* _What you need to do_
Return the listing below word for word.

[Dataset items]
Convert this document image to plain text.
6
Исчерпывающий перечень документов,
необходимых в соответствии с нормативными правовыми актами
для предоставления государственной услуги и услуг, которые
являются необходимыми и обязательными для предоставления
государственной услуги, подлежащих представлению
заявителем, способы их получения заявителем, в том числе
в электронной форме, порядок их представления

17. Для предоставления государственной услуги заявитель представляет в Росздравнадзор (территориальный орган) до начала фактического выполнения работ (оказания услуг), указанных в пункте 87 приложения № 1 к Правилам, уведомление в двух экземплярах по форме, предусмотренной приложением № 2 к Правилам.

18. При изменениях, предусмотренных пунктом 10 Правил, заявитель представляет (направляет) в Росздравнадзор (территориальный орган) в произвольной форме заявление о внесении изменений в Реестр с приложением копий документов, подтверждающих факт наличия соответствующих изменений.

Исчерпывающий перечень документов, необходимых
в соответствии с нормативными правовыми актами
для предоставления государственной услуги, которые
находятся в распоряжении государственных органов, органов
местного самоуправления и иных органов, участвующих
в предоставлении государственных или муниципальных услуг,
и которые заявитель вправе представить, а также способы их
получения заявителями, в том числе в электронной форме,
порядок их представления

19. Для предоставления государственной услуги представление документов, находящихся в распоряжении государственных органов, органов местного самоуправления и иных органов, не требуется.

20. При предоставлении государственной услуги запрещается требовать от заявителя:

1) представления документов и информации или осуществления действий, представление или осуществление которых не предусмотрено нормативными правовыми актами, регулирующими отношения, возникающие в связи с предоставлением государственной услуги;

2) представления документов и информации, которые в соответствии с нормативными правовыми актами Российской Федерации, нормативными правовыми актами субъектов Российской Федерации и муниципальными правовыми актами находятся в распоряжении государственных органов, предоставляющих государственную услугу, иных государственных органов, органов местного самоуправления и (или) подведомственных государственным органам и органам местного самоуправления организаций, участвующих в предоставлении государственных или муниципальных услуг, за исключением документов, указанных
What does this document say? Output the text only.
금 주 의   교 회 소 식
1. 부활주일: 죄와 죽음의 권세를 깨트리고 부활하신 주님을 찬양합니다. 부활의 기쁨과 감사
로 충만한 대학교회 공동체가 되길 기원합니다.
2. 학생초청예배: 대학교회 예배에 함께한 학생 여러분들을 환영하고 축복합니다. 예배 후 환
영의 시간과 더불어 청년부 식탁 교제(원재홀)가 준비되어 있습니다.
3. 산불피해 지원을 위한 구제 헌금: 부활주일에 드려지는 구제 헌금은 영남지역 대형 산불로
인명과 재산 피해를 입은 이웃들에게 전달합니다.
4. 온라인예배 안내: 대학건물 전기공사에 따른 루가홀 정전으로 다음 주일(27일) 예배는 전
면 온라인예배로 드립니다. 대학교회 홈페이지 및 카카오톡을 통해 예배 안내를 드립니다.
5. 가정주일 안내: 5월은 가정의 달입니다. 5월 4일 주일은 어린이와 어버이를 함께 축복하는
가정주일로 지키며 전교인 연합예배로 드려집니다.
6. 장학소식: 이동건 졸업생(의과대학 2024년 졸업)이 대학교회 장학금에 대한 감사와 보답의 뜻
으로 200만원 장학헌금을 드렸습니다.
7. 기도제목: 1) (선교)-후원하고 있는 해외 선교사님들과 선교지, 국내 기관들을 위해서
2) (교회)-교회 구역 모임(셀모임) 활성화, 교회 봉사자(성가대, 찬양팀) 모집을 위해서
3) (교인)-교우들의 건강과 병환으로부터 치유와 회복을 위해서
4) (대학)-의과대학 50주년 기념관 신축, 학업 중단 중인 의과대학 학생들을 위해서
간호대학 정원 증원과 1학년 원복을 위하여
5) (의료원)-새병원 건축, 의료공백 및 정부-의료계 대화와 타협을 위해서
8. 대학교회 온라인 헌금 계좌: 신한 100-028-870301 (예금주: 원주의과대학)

* _Full output_
Convert this document image to plain text.
6
Исчерпывающий перечень документов,
необходимых в соответствии с нормативными правовыми актами
для предоставления государственной услуги и услуг, которые
являются необходимыми и обязательными для предоставления
государственной услуги, подлежащих представлению
заявителем, способы их получения заявителем, в том числе
в электронной форме, порядок их представления

17. Для предоставления государственной услуги заявитель представляет в Росздравнадзор (территориальный орган) до начала фактического выполнения работ (оказания услуг), указанных в пункте 87 приложения № 1 к Правилам, уведомление в двух экземплярах по форме, предусмотренной приложением № 2 к Правилам.

18. При изменениях, предусмотренных пунктом 10 Правил, заявитель представляет (направляет) в Росздравнадзор (территориальный орган) в произвольной форме заявление о внесении изменений в Реестр с приложением копий документов, подтверждающих факт наличия соответствующих изменений.

Исчерпывающий перечень документов, необходимых
в соответствии с нормативными правовыми актами
для предоставления государственной услуги, которые
находятся в распоряжении государственных органов, органов
местного самоуправления и иных органов, участвующих
в предоставлении государственных или муниципальных услуг,
и которые заявитель вправе представить, а также способы их
получения заявителями, в том числе в электронной форме,
порядок их представления

19. Для предоставления государственной услуги представление документов, находящихся в распоряжении государственных органов, органов местного самоуправления и иных органов, не требуется.

20. При предоставлении государственной услуги запрещается требовать от заявителя:

1) представления документов и информации или осуществления действий, представление или осуществление которых не предусмотрено нормативными правовыми актами, регулирующими отношения, возникающие в связи с предоставлением государственной услуги;

2) представления документов и информации, которые в соответствии с нормативными правовыми актами Российской Федерации, нормативными правовыми актами субъектов Российской Федерации и муниципальными правовыми актами находятся в распоряжении государственных органов, предоставляющих государственную услугу, иных государственных органов, органов местного самоуправления и (или) подведомственных государственным органам и органам местного самоуправления организаций, участвующих в предоставлении государственных или муниципальных услуг, за исключением документов, указанных
What does this document say? Output the text only.
금 주 의   교 회 소 식
1. 부활주일: 죄와 죽음의 권세를 깨트리고 부활하신 주님을 찬양합니다. 부활의 기쁨과 감사
로 충만한 대학교회 공동체가 되길 기원합니다.
2. 학생초청예배: 대학교회 예배에 함께한 학생 여러분들을 환영하고 축복합니다. 예배 후 환
영의 시간과 더불어 청년부 식탁 교제(원재홀)가 준비되어 있습니다.
3. 산불피해 지원을 위한 구제 헌금: 부활주일에 드려지는 구제 헌금은 영남지역 대형 산불로
인명과 재산 피해를 입은 이웃들에게 전달합니다.
4. 온라인예배 안내: 대학건물 전기공사에 따른 루가홀 정전으로 다음 주일(27일) 예배는 전
면 온라인예배로 드립니다. 대학교회 홈페이지 및 카카오톡을 통해 예배 안내를 드립니다.
5. 가정주일 안내: 5월은 가정의 달입니다. 5월 4일 주일은 어린이와 어버이를 함께 축복하는
가정주일로 지키며 전교인 연합예배로 드려집니다.
6. 장학소식: 이동건 졸업생(의과대학 2024년 졸업)이 대학교회 장학금에 대한 감사와 보답의 뜻
으로 200만원 장학헌금을 드렸습니다.
7. 기도제목: 1) (선교)-후원하고 있는 해외 선교사님들과 선교지, 국내 기관들을 위해서
2) (교회)-교회 구역 모임(셀모임) 활성화, 교회 봉사자(성가대, 찬양팀) 모집을 위해서
3) (교인)-교우들의 건강과 병환으로부터 치유와 회복을 위해서
4) (대학)-의과대학 50주년 기념관 신축, 학업 중단 중인 의과대학 학생들을 위해서
간호대학 정원 증원과 1학년 원복을 위하여
5) (의료원)-새병원 건축, 의료공백 및 정부-의료계 대화와 타협을 위해서
8. 대학교회 온라인 헌금 계좌: 신한 100-028-870301 (예금주: 원주의과대학)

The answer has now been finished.